● Do this:
Write the listing out again, all of it, word for word.

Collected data
....

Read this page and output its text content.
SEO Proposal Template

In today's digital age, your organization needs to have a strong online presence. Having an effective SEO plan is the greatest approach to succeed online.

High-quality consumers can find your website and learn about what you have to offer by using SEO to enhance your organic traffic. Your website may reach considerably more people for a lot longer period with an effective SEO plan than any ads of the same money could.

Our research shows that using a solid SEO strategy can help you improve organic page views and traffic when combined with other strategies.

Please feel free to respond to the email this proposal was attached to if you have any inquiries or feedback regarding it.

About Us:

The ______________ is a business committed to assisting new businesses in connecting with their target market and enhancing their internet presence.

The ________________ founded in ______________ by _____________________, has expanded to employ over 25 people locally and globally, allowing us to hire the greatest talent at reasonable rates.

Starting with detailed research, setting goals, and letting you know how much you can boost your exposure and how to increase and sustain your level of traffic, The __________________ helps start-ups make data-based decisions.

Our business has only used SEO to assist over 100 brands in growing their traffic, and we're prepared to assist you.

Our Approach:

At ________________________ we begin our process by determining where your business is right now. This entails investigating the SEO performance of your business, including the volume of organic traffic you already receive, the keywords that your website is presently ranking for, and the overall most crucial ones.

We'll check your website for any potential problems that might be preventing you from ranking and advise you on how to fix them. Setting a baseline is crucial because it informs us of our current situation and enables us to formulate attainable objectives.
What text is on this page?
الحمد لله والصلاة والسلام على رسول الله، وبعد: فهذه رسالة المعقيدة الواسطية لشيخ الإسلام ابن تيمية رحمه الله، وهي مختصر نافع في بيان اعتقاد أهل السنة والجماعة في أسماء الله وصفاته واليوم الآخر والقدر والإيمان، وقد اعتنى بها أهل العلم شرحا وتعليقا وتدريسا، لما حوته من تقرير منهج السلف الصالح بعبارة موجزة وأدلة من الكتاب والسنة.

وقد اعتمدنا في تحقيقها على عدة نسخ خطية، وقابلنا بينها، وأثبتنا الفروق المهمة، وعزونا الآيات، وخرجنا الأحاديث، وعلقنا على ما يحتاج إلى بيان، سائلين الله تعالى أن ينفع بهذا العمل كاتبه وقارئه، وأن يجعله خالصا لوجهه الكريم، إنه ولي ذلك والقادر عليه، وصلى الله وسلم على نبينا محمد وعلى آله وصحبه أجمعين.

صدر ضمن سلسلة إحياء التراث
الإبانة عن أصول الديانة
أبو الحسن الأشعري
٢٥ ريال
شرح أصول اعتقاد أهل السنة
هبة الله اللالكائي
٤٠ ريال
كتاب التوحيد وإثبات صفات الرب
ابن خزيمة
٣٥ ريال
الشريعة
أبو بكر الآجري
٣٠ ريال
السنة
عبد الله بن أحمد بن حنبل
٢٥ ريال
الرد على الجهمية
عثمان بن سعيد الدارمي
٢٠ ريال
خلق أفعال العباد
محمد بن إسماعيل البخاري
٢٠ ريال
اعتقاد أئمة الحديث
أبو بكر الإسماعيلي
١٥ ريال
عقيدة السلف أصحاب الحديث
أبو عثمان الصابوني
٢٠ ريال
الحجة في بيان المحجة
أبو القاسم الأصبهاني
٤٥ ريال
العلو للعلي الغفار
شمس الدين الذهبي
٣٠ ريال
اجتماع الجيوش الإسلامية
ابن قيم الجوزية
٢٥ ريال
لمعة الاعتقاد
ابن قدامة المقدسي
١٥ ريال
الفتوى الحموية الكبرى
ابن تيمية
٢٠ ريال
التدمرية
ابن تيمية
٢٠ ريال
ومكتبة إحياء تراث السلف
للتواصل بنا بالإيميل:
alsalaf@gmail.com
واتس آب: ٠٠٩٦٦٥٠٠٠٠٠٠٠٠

....

● Response to this task:
Read this page and output its text content.
SEO Proposal Template

In today's digital age, your organization needs to have a strong online presence. Having an effective SEO plan is the greatest approach to succeed online.

High-quality consumers can find your website and learn about what you have to offer by using SEO to enhance your organic traffic. Your website may reach considerably more people for a lot longer period with an effective SEO plan than any ads of the same money could.

Our research shows that using a solid SEO strategy can help you improve organic page views and traffic when combined with other strategies.

Please feel free to respond to the email this proposal was attached to if you have any inquiries or feedback regarding it.

About Us:

The ______________ is a business committed to assisting new businesses in connecting with their target market and enhancing their internet presence.

The ________________ founded in ______________ by _____________________, has expanded to employ over 25 people locally and globally, allowing us to hire the greatest talent at reasonable rates.

Starting with detailed research, setting goals, and letting you know how much you can boost your exposure and how to increase and sustain your level of traffic, The __________________ helps start-ups make data-based decisions.

Our business has only used SEO to assist over 100 brands in growing their traffic, and we're prepared to assist you.

Our Approach:

At ________________________ we begin our process by determining where your business is right now. This entails investigating the SEO performance of your business, including the volume of organic traffic you already receive, the keywords that your website is presently ranking for, and the overall most crucial ones.

We'll check your website for any potential problems that might be preventing you from ranking and advise you on how to fix them. Setting a baseline is crucial because it informs us of our current situation and enables us to formulate attainable objectives.
What text is on this page?
الحمد لله والصلاة والسلام على رسول الله، وبعد: فهذه رسالة المعقيدة الواسطية لشيخ الإسلام ابن تيمية رحمه الله، وهي مختصر نافع في بيان اعتقاد أهل السنة والجماعة في أسماء الله وصفاته واليوم الآخر والقدر والإيمان، وقد اعتنى بها أهل العلم شرحا وتعليقا وتدريسا، لما حوته من تقرير منهج السلف الصالح بعبارة موجزة وأدلة من الكتاب والسنة.

وقد اعتمدنا في تحقيقها على عدة نسخ خطية، وقابلنا بينها، وأثبتنا الفروق المهمة، وعزونا الآيات، وخرجنا الأحاديث، وعلقنا على ما يحتاج إلى بيان، سائلين الله تعالى أن ينفع بهذا العمل كاتبه وقارئه، وأن يجعله خالصا لوجهه الكريم، إنه ولي ذلك والقادر عليه، وصلى الله وسلم على نبينا محمد وعلى آله وصحبه أجمعين.

صدر ضمن سلسلة إحياء التراث
الإبانة عن أصول الديانة
أبو الحسن الأشعري
٢٥ ريال
شرح أصول اعتقاد أهل السنة
هبة الله اللالكائي
٤٠ ريال
كتاب التوحيد وإثبات صفات الرب
ابن خزيمة
٣٥ ريال
الشريعة
أبو بكر الآجري
٣٠ ريال
السنة
عبد الله بن أحمد بن حنبل
٢٥ ريال
الرد على الجهمية
عثمان بن سعيد الدارمي
٢٠ ريال
خلق أفعال العباد
محمد بن إسماعيل البخاري
٢٠ ريال
اعتقاد أئمة الحديث
أبو بكر الإسماعيلي
١٥ ريال
عقيدة السلف أصحاب الحديث
أبو عثمان الصابوني
٢٠ ريال
الحجة في بيان المحجة
أبو القاسم الأصبهاني
٤٥ ريال
العلو للعلي الغفار
شمس الدين الذهبي
٣٠ ريال
اجتماع الجيوش الإسلامية
ابن قيم الجوزية
٢٥ ريال
لمعة الاعتقاد
ابن قدامة المقدسي
١٥ ريال
الفتوى الحموية الكبرى
ابن تيمية
٢٠ ريال
التدمرية
ابن تيمية
٢٠ ريال
ومكتبة إحياء تراث السلف
للتواصل بنا بالإيميل:
alsalaf@gmail.com
واتس آب: ٠٠٩٦٦٥٠٠٠٠٠٠٠٠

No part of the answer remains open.